__Exercise set__
**a)** Rewrite the passage of the essay on practicing starting with "We practice to" and going on through "faster to attain?", swapping "faster" for "quicker".
**b)** Copy out every row that contains the string "假如我是不灭的火炬", matching case exactly.

__Document section__
■ ■ ■ ■

Practicing. I’m practicing right now. So are you. What are you practicing? I’m practicing singing. A skill I need as I’m working on learning three new roles for the fall and spring opera season I’m engaged for. My daughter is practicing the flute for school band. My son practices football and hockey several times a week. My husband is a football coach and he holds practices.
We practice to get better. We practice at things we hope to improve at. Things that matter to us. We all have experienced practicing something with a goal in mind. When I am learning music, I work it like a drill often. Those few bars of music, over and over again. I’m hoping it gets easier or faster or more accurate. Whether a talent like singing or dancing, or a sport that you do solo or with a team or going to mixers practicing social interaction we are all practicing at something. It is what we do to get better at something that is important to us.
So, why do we practice things that we don’t want to get better at? Why do we continually repeat what we have already said we don’t want? Or at the very least, we don’t want more of in our lives? Why would we make that easier or faster to attain?
What habits are you unwittingly practicing in your life?
Self doubt? Negative inner dialogue? Angry responses? Lack of patience with your friends and family? Personal neglect? Gossiping? Critical nature?
And by practicing these things, what habits are you strengthening?

■ ■ ■ ■

__Dataset records__
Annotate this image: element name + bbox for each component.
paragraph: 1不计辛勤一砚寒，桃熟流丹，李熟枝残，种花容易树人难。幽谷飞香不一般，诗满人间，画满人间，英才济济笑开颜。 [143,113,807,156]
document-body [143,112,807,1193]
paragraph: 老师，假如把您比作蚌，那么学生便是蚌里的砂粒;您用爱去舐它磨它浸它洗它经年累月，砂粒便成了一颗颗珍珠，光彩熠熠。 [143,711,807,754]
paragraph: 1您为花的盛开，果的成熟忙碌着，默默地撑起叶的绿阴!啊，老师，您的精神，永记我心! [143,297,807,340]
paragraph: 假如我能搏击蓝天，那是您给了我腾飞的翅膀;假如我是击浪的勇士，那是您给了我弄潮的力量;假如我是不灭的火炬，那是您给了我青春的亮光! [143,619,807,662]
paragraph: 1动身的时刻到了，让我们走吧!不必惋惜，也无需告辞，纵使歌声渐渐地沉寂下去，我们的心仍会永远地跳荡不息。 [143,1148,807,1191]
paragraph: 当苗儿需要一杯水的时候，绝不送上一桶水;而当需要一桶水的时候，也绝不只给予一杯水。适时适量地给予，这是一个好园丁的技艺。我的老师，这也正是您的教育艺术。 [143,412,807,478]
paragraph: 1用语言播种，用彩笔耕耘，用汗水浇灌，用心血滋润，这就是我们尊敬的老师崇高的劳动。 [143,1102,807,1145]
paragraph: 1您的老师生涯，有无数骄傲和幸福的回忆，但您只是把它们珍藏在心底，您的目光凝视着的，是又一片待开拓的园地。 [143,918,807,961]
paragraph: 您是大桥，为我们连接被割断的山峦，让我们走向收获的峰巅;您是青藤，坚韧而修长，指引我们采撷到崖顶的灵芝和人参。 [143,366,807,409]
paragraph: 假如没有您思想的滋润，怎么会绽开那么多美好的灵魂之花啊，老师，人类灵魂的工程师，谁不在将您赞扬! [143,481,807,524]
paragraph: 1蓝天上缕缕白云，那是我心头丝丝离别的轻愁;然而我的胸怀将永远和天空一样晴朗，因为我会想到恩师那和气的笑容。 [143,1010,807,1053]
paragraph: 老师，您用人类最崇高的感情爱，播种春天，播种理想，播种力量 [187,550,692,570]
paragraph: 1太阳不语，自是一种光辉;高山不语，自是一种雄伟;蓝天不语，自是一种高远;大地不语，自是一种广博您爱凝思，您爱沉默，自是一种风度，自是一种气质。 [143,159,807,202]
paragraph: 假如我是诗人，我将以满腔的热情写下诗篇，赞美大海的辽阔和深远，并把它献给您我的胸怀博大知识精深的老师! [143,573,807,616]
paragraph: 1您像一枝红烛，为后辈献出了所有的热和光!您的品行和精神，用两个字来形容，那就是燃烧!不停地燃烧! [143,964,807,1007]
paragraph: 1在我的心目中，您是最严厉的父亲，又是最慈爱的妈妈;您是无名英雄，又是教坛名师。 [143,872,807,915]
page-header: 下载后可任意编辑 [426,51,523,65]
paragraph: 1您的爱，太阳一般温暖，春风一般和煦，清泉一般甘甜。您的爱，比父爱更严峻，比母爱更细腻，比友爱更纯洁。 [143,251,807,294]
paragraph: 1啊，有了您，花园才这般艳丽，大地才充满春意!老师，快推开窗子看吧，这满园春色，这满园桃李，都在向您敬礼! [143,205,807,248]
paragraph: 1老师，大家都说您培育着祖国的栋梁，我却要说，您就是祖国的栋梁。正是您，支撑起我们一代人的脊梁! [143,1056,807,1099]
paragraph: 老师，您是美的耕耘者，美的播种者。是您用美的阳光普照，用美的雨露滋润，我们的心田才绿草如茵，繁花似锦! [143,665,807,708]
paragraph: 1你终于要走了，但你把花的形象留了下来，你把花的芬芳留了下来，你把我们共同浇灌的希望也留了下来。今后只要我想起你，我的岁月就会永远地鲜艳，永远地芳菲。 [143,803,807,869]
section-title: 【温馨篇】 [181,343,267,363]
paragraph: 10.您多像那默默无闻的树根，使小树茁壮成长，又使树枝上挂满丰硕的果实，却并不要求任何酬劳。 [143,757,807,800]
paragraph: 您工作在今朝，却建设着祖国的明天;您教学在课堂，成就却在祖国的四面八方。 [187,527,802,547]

■ ■ ■ ■

__Task results__
**a)**
We practice to get better. We practice at things we hope to improve at. Things that matter to us. We all have experienced practicing something with a goal in mind. When I am learning music, I work it like a drill often. Those few bars of music, over and over again. I’m hoping it gets easier or quicker or more accurate. Whether a talent like singing or dancing, or a sport that you do solo or with a team or going to mixers practicing social interaction we are all practicing at something. It is what we do to get better at something that is important to us.
So, why do we practice things that we don’t want to get better at? Why do we continually repeat what we have already said we don’t want? Or at the very least, we don’t want more of in our lives? Why would we make that easier or quicker to attain?

**b)**
paragraph: 假如我能搏击蓝天，那是您给了我腾飞的翅膀;假如我是击浪的勇士，那是您给了我弄潮的力量;假如我是不灭的火炬，那是您给了我青春的亮光! [143,619,807,662]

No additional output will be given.